Exercise inputs:
************
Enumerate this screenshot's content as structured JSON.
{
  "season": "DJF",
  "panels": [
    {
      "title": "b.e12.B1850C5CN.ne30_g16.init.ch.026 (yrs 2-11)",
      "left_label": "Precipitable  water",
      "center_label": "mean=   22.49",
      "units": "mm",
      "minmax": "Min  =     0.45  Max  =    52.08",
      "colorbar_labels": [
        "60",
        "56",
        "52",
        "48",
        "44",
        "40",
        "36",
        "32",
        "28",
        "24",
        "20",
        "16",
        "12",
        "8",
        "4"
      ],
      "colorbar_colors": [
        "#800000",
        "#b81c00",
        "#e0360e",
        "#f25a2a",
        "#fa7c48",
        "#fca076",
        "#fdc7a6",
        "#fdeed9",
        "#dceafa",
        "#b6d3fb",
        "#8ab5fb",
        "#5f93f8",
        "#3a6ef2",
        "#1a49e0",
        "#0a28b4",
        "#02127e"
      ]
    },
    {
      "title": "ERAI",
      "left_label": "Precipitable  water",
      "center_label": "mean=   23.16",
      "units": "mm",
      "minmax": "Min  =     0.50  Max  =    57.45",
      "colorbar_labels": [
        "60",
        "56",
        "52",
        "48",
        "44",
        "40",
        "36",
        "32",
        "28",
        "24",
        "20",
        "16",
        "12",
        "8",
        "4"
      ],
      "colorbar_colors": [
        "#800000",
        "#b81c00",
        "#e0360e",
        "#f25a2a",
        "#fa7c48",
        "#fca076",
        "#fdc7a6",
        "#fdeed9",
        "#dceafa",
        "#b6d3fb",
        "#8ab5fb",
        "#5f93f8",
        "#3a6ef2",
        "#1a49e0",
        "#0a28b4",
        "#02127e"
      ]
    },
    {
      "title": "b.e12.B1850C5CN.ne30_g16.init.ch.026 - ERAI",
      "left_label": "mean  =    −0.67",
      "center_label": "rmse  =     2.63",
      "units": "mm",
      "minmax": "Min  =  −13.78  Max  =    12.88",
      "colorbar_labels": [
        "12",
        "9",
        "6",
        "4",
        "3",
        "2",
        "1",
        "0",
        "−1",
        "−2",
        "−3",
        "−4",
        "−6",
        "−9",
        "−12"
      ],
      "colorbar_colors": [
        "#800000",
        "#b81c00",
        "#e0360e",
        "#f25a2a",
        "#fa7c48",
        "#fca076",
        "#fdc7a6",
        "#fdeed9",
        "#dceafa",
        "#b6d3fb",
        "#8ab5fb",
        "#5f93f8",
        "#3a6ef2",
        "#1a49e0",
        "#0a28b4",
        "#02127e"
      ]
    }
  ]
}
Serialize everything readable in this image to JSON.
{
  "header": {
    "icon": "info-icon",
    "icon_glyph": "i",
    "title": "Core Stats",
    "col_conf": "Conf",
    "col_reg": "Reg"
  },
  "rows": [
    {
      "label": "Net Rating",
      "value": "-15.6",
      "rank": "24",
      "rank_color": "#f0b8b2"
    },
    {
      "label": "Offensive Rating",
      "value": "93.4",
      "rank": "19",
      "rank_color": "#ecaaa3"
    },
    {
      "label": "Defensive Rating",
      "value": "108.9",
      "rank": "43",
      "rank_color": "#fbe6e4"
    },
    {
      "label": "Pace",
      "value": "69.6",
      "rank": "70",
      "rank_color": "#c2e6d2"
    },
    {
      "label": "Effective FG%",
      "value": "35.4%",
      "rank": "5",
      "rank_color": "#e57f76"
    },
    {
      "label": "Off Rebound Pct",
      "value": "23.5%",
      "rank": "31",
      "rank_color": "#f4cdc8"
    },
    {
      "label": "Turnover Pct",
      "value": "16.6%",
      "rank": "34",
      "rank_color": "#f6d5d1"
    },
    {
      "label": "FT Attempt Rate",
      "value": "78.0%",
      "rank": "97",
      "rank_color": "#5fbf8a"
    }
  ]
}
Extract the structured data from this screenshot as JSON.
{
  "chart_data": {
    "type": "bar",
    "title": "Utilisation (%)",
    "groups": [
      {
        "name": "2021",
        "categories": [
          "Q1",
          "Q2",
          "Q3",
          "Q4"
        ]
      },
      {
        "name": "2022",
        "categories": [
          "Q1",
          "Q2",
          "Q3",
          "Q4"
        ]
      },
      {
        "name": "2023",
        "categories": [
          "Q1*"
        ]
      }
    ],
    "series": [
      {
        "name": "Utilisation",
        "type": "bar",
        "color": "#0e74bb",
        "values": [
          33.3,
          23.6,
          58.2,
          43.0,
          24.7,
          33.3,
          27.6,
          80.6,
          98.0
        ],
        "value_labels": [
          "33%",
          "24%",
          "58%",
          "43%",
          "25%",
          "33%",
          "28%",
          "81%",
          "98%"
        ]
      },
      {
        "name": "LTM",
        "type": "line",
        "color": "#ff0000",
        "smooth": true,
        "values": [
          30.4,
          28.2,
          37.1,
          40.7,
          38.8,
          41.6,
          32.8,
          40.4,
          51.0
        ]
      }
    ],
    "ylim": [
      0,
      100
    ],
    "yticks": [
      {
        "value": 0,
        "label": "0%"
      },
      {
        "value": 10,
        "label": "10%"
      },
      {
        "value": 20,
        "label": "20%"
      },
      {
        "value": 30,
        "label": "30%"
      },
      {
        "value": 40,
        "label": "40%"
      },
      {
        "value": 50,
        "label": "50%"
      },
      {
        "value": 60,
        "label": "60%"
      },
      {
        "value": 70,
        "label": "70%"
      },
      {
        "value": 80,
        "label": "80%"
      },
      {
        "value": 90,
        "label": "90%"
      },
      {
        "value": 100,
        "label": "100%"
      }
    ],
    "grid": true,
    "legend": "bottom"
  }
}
************
Task to carry out:
Reproduce the material exactly, with every line intact.

Correct output:
Enumerate this screenshot's content as structured JSON.
{
  "season": "DJF",
  "panels": [
    {
      "title": "b.e12.B1850C5CN.ne30_g16.init.ch.026 (yrs 2-11)",
      "left_label": "Precipitable  water",
      "center_label": "mean=   22.49",
      "units": "mm",
      "minmax": "Min  =     0.45  Max  =    52.08",
      "colorbar_labels": [
        "60",
        "56",
        "52",
        "48",
        "44",
        "40",
        "36",
        "32",
        "28",
        "24",
        "20",
        "16",
        "12",
        "8",
        "4"
      ],
      "colorbar_colors": [
        "#800000",
        "#b81c00",
        "#e0360e",
        "#f25a2a",
        "#fa7c48",
        "#fca076",
        "#fdc7a6",
        "#fdeed9",
        "#dceafa",
        "#b6d3fb",
        "#8ab5fb",
        "#5f93f8",
        "#3a6ef2",
        "#1a49e0",
        "#0a28b4",
        "#02127e"
      ]
    },
    {
      "title": "ERAI",
      "left_label": "Precipitable  water",
      "center_label": "mean=   23.16",
      "units": "mm",
      "minmax": "Min  =     0.50  Max  =    57.45",
      "colorbar_labels": [
        "60",
        "56",
        "52",
        "48",
        "44",
        "40",
        "36",
        "32",
        "28",
        "24",
        "20",
        "16",
        "12",
        "8",
        "4"
      ],
      "colorbar_colors": [
        "#800000",
        "#b81c00",
        "#e0360e",
        "#f25a2a",
        "#fa7c48",
        "#fca076",
        "#fdc7a6",
        "#fdeed9",
        "#dceafa",
        "#b6d3fb",
        "#8ab5fb",
        "#5f93f8",
        "#3a6ef2",
        "#1a49e0",
        "#0a28b4",
        "#02127e"
      ]
    },
    {
      "title": "b.e12.B1850C5CN.ne30_g16.init.ch.026 - ERAI",
      "left_label": "mean  =    −0.67",
      "center_label": "rmse  =     2.63",
      "units": "mm",
      "minmax": "Min  =  −13.78  Max  =    12.88",
      "colorbar_labels": [
        "12",
        "9",
        "6",
        "4",
        "3",
        "2",
        "1",
        "0",
        "−1",
        "−2",
        "−3",
        "−4",
        "−6",
        "−9",
        "−12"
      ],
      "colorbar_colors": [
        "#800000",
        "#b81c00",
        "#e0360e",
        "#f25a2a",
        "#fa7c48",
        "#fca076",
        "#fdc7a6",
        "#fdeed9",
        "#dceafa",
        "#b6d3fb",
        "#8ab5fb",
        "#5f93f8",
        "#3a6ef2",
        "#1a49e0",
        "#0a28b4",
        "#02127e"
      ]
    }
  ]
}
Serialize everything readable in this image to JSON.
{
  "header": {
    "icon": "info-icon",
    "icon_glyph": "i",
    "title": "Core Stats",
    "col_conf": "Conf",
    "col_reg": "Reg"
  },
  "rows": [
    {
      "label": "Net Rating",
      "value": "-15.6",
      "rank": "24",
      "rank_color": "#f0b8b2"
    },
    {
      "label": "Offensive Rating",
      "value": "93.4",
      "rank": "19",
      "rank_color": "#ecaaa3"
    },
    {
      "label": "Defensive Rating",
      "value": "108.9",
      "rank": "43",
      "rank_color": "#fbe6e4"
    },
    {
      "label": "Pace",
      "value": "69.6",
      "rank": "70",
      "rank_color": "#c2e6d2"
    },
    {
      "label": "Effective FG%",
      "value": "35.4%",
      "rank": "5",
      "rank_color": "#e57f76"
    },
    {
      "label": "Off Rebound Pct",
      "value": "23.5%",
      "rank": "31",
      "rank_color": "#f4cdc8"
    },
    {
      "label": "Turnover Pct",
      "value": "16.6%",
      "rank": "34",
      "rank_color": "#f6d5d1"
    },
    {
      "label": "FT Attempt Rate",
      "value": "78.0%",
      "rank": "97",
      "rank_color": "#5fbf8a"
    }
  ]
}
Extract the structured data from this screenshot as JSON.
{
  "chart_data": {
    "type": "bar",
    "title": "Utilisation (%)",
    "groups": [
      {
        "name": "2021",
        "categories": [
          "Q1",
          "Q2",
          "Q3",
          "Q4"
        ]
      },
      {
        "name": "2022",
        "categories": [
          "Q1",
          "Q2",
          "Q3",
          "Q4"
        ]
      },
      {
        "name": "2023",
        "categories": [
          "Q1*"
        ]
      }
    ],
    "series": [
      {
        "name": "Utilisation",
        "type": "bar",
        "color": "#0e74bb",
        "values": [
          33.3,
          23.6,
          58.2,
          43.0,
          24.7,
          33.3,
          27.6,
          80.6,
          98.0
        ],
        "value_labels": [
          "33%",
          "24%",
          "58%",
          "43%",
          "25%",
          "33%",
          "28%",
          "81%",
          "98%"
        ]
      },
      {
        "name": "LTM",
        "type": "line",
        "color": "#ff0000",
        "smooth": true,
        "values": [
          30.4,
          28.2,
          37.1,
          40.7,
          38.8,
          41.6,
          32.8,
          40.4,
          51.0
        ]
      }
    ],
    "ylim": [
      0,
      100
    ],
    "yticks": [
      {
        "value": 0,
        "label": "0%"
      },
      {
        "value": 10,
        "label": "10%"
      },
      {
        "value": 20,
        "label": "20%"
      },
      {
        "value": 30,
        "label": "30%"
      },
      {
        "value": 40,
        "label": "40%"
      },
      {
        "value": 50,
        "label": "50%"
      },
      {
        "value": 60,
        "label": "60%"
      },
      {
        "value": 70,
        "label": "70%"
      },
      {
        "value": 80,
        "label": "80%"
      },
      {
        "value": 90,
        "label": "90%"
      },
      {
        "value": 100,
        "label": "100%"
      }
    ],
    "grid": true,
    "legend": "bottom"
  }
}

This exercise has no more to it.